_Figure dataset records_

***

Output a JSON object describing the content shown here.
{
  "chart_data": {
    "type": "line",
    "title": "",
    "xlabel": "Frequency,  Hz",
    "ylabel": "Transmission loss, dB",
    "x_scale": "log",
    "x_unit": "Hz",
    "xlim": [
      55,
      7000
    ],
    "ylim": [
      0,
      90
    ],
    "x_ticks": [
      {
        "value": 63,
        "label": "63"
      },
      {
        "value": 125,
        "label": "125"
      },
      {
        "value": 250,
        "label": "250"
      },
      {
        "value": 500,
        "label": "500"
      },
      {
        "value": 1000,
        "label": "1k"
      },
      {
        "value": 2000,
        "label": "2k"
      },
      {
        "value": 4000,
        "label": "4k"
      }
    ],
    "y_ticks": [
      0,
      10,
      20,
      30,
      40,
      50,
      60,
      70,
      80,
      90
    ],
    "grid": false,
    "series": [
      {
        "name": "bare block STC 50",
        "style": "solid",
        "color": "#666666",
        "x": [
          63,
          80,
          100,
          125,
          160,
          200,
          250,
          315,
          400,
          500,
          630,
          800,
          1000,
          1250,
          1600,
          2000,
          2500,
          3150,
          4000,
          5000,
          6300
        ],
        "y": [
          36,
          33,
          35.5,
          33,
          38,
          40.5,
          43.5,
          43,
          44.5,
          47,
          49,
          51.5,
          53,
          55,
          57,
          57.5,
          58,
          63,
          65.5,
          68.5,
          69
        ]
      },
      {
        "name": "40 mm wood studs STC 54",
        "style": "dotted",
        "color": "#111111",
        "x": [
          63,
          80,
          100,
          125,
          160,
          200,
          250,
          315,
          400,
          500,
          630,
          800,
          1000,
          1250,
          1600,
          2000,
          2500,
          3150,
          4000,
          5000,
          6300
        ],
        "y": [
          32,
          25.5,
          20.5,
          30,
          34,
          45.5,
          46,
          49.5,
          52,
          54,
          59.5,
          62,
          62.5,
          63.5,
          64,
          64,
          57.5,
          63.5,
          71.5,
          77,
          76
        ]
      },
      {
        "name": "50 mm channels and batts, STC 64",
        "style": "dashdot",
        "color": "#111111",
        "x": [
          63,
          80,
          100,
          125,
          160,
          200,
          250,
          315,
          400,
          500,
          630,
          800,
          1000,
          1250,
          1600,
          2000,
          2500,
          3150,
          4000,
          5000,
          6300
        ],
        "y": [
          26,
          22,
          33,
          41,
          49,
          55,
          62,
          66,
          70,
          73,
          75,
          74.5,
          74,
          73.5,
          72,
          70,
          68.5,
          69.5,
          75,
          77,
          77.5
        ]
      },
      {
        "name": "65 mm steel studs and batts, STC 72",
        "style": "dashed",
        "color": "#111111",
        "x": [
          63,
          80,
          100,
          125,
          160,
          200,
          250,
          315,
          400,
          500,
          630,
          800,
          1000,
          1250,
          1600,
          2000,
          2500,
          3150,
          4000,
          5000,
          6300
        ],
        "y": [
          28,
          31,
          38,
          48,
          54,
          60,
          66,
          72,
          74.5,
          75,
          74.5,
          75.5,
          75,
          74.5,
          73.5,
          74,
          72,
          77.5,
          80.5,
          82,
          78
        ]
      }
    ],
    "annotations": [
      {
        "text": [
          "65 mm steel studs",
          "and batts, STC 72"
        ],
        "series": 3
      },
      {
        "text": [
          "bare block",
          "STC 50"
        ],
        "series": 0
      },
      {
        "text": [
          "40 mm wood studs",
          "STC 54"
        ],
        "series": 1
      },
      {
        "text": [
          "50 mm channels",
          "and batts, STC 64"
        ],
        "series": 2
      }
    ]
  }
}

***

_EXERCISE INSTRUCTIONS_
Print out all the entries precisely as written.

_COMPLETE ANSWER_
Output a JSON object describing the content shown here.
{
  "chart_data": {
    "type": "line",
    "title": "",
    "xlabel": "Frequency,  Hz",
    "ylabel": "Transmission loss, dB",
    "x_scale": "log",
    "x_unit": "Hz",
    "xlim": [
      55,
      7000
    ],
    "ylim": [
      0,
      90
    ],
    "x_ticks": [
      {
        "value": 63,
        "label": "63"
      },
      {
        "value": 125,
        "label": "125"
      },
      {
        "value": 250,
        "label": "250"
      },
      {
        "value": 500,
        "label": "500"
      },
      {
        "value": 1000,
        "label": "1k"
      },
      {
        "value": 2000,
        "label": "2k"
      },
      {
        "value": 4000,
        "label": "4k"
      }
    ],
    "y_ticks": [
      0,
      10,
      20,
      30,
      40,
      50,
      60,
      70,
      80,
      90
    ],
    "grid": false,
    "series": [
      {
        "name": "bare block STC 50",
        "style": "solid",
        "color": "#666666",
        "x": [
          63,
          80,
          100,
          125,
          160,
          200,
          250,
          315,
          400,
          500,
          630,
          800,
          1000,
          1250,
          1600,
          2000,
          2500,
          3150,
          4000,
          5000,
          6300
        ],
        "y": [
          36,
          33,
          35.5,
          33,
          38,
          40.5,
          43.5,
          43,
          44.5,
          47,
          49,
          51.5,
          53,
          55,
          57,
          57.5,
          58,
          63,
          65.5,
          68.5,
          69
        ]
      },
      {
        "name": "40 mm wood studs STC 54",
        "style": "dotted",
        "color": "#111111",
        "x": [
          63,
          80,
          100,
          125,
          160,
          200,
          250,
          315,
          400,
          500,
          630,
          800,
          1000,
          1250,
          1600,
          2000,
          2500,
          3150,
          4000,
          5000,
          6300
        ],
        "y": [
          32,
          25.5,
          20.5,
          30,
          34,
          45.5,
          46,
          49.5,
          52,
          54,
          59.5,
          62,
          62.5,
          63.5,
          64,
          64,
          57.5,
          63.5,
          71.5,
          77,
          76
        ]
      },
      {
        "name": "50 mm channels and batts, STC 64",
        "style": "dashdot",
        "color": "#111111",
        "x": [
          63,
          80,
          100,
          125,
          160,
          200,
          250,
          315,
          400,
          500,
          630,
          800,
          1000,
          1250,
          1600,
          2000,
          2500,
          3150,
          4000,
          5000,
          6300
        ],
        "y": [
          26,
          22,
          33,
          41,
          49,
          55,
          62,
          66,
          70,
          73,
          75,
          74.5,
          74,
          73.5,
          72,
          70,
          68.5,
          69.5,
          75,
          77,
          77.5
        ]
      },
      {
        "name": "65 mm steel studs and batts, STC 72",
        "style": "dashed",
        "color": "#111111",
        "x": [
          63,
          80,
          100,
          125,
          160,
          200,
          250,
          315,
          400,
          500,
          630,
          800,
          1000,
          1250,
          1600,
          2000,
          2500,
          3150,
          4000,
          5000,
          6300
        ],
        "y": [
          28,
          31,
          38,
          48,
          54,
          60,
          66,
          72,
          74.5,
          75,
          74.5,
          75.5,
          75,
          74.5,
          73.5,
          74,
          72,
          77.5,
          80.5,
          82,
          78
        ]
      }
    ],
    "annotations": [
      {
        "text": [
          "65 mm steel studs",
          "and batts, STC 72"
        ],
        "series": 3
      },
      {
        "text": [
          "bare block",
          "STC 50"
        ],
        "series": 0
      },
      {
        "text": [
          "40 mm wood studs",
          "STC 54"
        ],
        "series": 1
      },
      {
        "text": [
          "50 mm channels",
          "and batts, STC 64"
        ],
        "series": 2
      }
    ]
  }
}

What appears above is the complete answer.